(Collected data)
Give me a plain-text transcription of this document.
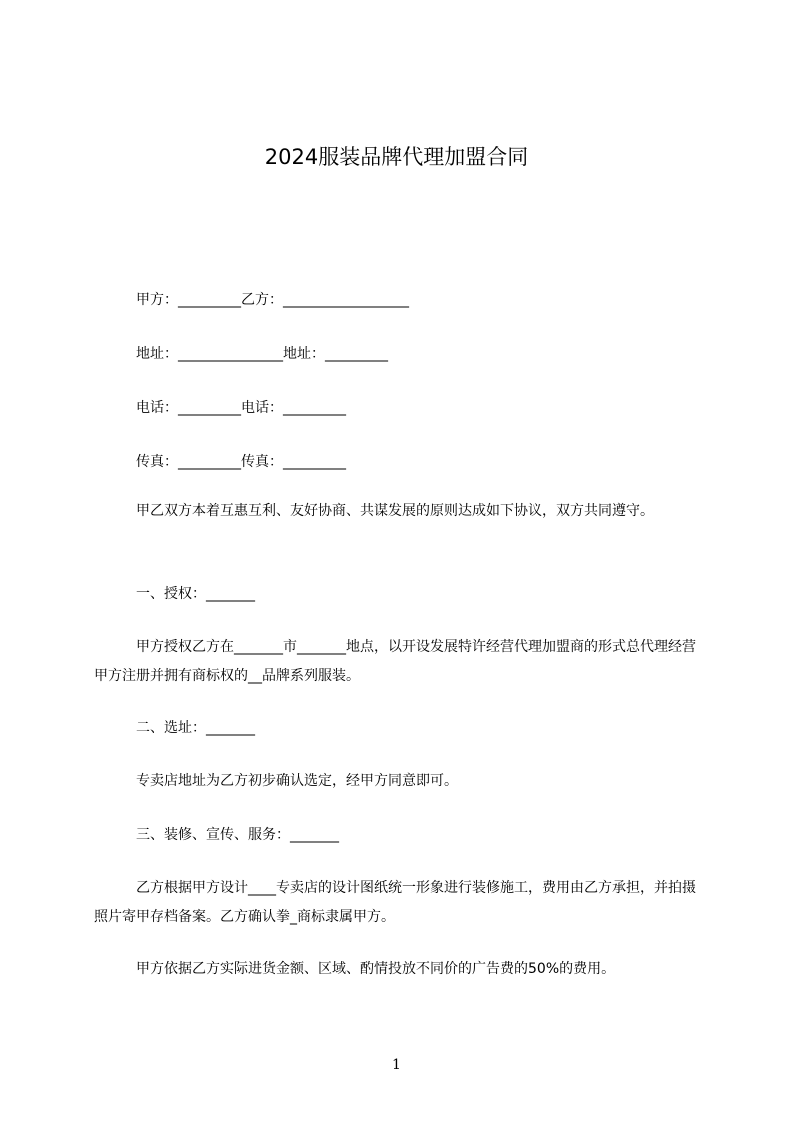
2024服装品牌代理加盟合同

甲方：_________乙方：__________________

地址：_______________地址：_________

电话：_________电话：_________

传真：_________传真：_________

甲乙双方本着互惠互利、友好协商、共谋发展的原则达成如下协议，双方共同遵守。

一、授权：_______

甲方授权乙方在_______市_______地点，以开设发展特许经营代理加盟商的形式总代理经营甲方注册并拥有商标权的__品牌系列服装。

二、选址：_______

专卖店地址为乙方初步确认选定，经甲方同意即可。

三、装修、宣传、服务：_______

乙方根据甲方设计____专卖店的设计图纸统一形象进行装修施工，费用由乙方承担，并拍摄照片寄甲存档备案。乙方确认拳_商标隶属甲方。

甲方依据乙方实际进货金额、区域、酌情投放不同价的广告费的50%的费用。

1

## Short problem
Skipping the pictures, transcribe each line above exactly as it appears.

## Solution
Give me a plain-text transcription of this document.
2024服装品牌代理加盟合同

甲方：_________乙方：__________________

地址：_______________地址：_________

电话：_________电话：_________

传真：_________传真：_________

甲乙双方本着互惠互利、友好协商、共谋发展的原则达成如下协议，双方共同遵守。

一、授权：_______

甲方授权乙方在_______市_______地点，以开设发展特许经营代理加盟商的形式总代理经营甲方注册并拥有商标权的__品牌系列服装。

二、选址：_______

专卖店地址为乙方初步确认选定，经甲方同意即可。

三、装修、宣传、服务：_______

乙方根据甲方设计____专卖店的设计图纸统一形象进行装修施工，费用由乙方承担，并拍摄照片寄甲存档备案。乙方确认拳_商标隶属甲方。

甲方依据乙方实际进货金额、区域、酌情投放不同价的广告费的50%的费用。

1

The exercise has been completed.